▽

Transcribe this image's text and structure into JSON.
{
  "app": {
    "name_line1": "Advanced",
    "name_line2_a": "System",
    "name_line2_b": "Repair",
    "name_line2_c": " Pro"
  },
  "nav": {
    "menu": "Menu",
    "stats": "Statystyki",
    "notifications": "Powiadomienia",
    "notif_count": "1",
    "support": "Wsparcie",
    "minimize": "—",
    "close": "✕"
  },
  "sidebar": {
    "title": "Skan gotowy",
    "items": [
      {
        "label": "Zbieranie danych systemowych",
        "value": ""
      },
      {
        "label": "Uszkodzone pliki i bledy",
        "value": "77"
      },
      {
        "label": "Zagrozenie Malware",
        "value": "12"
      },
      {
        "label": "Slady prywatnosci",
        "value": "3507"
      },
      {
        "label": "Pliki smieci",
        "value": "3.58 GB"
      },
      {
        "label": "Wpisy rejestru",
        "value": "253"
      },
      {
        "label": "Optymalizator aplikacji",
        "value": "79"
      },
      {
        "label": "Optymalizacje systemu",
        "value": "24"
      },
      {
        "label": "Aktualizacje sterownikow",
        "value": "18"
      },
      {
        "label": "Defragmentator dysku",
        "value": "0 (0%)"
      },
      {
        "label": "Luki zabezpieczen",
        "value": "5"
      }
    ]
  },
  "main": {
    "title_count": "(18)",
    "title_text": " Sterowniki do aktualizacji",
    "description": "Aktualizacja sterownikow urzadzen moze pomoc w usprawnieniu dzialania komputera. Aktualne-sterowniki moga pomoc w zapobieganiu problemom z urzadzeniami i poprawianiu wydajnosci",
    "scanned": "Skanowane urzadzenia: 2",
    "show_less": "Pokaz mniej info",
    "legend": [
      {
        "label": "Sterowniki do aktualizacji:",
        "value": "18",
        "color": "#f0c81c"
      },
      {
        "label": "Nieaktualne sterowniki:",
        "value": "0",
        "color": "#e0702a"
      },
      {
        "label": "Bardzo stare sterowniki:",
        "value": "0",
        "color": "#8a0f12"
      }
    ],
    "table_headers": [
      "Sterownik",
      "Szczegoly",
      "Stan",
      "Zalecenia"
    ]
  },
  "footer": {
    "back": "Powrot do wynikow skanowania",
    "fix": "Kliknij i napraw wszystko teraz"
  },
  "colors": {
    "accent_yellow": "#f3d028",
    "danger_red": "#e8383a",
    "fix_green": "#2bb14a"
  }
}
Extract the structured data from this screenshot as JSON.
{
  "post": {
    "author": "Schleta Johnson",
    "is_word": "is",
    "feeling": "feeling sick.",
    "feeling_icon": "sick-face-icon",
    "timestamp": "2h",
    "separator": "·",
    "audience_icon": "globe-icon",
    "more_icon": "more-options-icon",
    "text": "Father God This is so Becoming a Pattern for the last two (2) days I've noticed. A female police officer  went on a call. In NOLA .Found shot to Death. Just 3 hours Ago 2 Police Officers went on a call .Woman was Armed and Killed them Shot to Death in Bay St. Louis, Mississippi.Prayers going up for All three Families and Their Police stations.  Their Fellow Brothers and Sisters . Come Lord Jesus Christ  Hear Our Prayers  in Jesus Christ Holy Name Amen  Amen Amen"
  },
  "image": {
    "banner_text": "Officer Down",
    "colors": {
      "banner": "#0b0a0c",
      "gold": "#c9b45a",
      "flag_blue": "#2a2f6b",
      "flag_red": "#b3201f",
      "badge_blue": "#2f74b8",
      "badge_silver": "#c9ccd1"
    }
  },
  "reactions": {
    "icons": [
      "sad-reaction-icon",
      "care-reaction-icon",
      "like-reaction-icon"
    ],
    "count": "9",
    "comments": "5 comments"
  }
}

△

> _Exercise instructions_: Copy all of the material word for word.

> _Correct result_:
Transcribe this image's text and structure into JSON.
{
  "app": {
    "name_line1": "Advanced",
    "name_line2_a": "System",
    "name_line2_b": "Repair",
    "name_line2_c": " Pro"
  },
  "nav": {
    "menu": "Menu",
    "stats": "Statystyki",
    "notifications": "Powiadomienia",
    "notif_count": "1",
    "support": "Wsparcie",
    "minimize": "—",
    "close": "✕"
  },
  "sidebar": {
    "title": "Skan gotowy",
    "items": [
      {
        "label": "Zbieranie danych systemowych",
        "value": ""
      },
      {
        "label": "Uszkodzone pliki i bledy",
        "value": "77"
      },
      {
        "label": "Zagrozenie Malware",
        "value": "12"
      },
      {
        "label": "Slady prywatnosci",
        "value": "3507"
      },
      {
        "label": "Pliki smieci",
        "value": "3.58 GB"
      },
      {
        "label": "Wpisy rejestru",
        "value": "253"
      },
      {
        "label": "Optymalizator aplikacji",
        "value": "79"
      },
      {
        "label": "Optymalizacje systemu",
        "value": "24"
      },
      {
        "label": "Aktualizacje sterownikow",
        "value": "18"
      },
      {
        "label": "Defragmentator dysku",
        "value": "0 (0%)"
      },
      {
        "label": "Luki zabezpieczen",
        "value": "5"
      }
    ]
  },
  "main": {
    "title_count": "(18)",
    "title_text": " Sterowniki do aktualizacji",
    "description": "Aktualizacja sterownikow urzadzen moze pomoc w usprawnieniu dzialania komputera. Aktualne-sterowniki moga pomoc w zapobieganiu problemom z urzadzeniami i poprawianiu wydajnosci",
    "scanned": "Skanowane urzadzenia: 2",
    "show_less": "Pokaz mniej info",
    "legend": [
      {
        "label": "Sterowniki do aktualizacji:",
        "value": "18",
        "color": "#f0c81c"
      },
      {
        "label": "Nieaktualne sterowniki:",
        "value": "0",
        "color": "#e0702a"
      },
      {
        "label": "Bardzo stare sterowniki:",
        "value": "0",
        "color": "#8a0f12"
      }
    ],
    "table_headers": [
      "Sterownik",
      "Szczegoly",
      "Stan",
      "Zalecenia"
    ]
  },
  "footer": {
    "back": "Powrot do wynikow skanowania",
    "fix": "Kliknij i napraw wszystko teraz"
  },
  "colors": {
    "accent_yellow": "#f3d028",
    "danger_red": "#e8383a",
    "fix_green": "#2bb14a"
  }
}
Extract the structured data from this screenshot as JSON.
{
  "post": {
    "author": "Schleta Johnson",
    "is_word": "is",
    "feeling": "feeling sick.",
    "feeling_icon": "sick-face-icon",
    "timestamp": "2h",
    "separator": "·",
    "audience_icon": "globe-icon",
    "more_icon": "more-options-icon",
    "text": "Father God This is so Becoming a Pattern for the last two (2) days I've noticed. A female police officer  went on a call. In NOLA .Found shot to Death. Just 3 hours Ago 2 Police Officers went on a call .Woman was Armed and Killed them Shot to Death in Bay St. Louis, Mississippi.Prayers going up for All three Families and Their Police stations.  Their Fellow Brothers and Sisters . Come Lord Jesus Christ  Hear Our Prayers  in Jesus Christ Holy Name Amen  Amen Amen"
  },
  "image": {
    "banner_text": "Officer Down",
    "colors": {
      "banner": "#0b0a0c",
      "gold": "#c9b45a",
      "flag_blue": "#2a2f6b",
      "flag_red": "#b3201f",
      "badge_blue": "#2f74b8",
      "badge_silver": "#c9ccd1"
    }
  },
  "reactions": {
    "icons": [
      "sad-reaction-icon",
      "care-reaction-icon",
      "like-reaction-icon"
    ],
    "count": "9",
    "comments": "5 comments"
  }
}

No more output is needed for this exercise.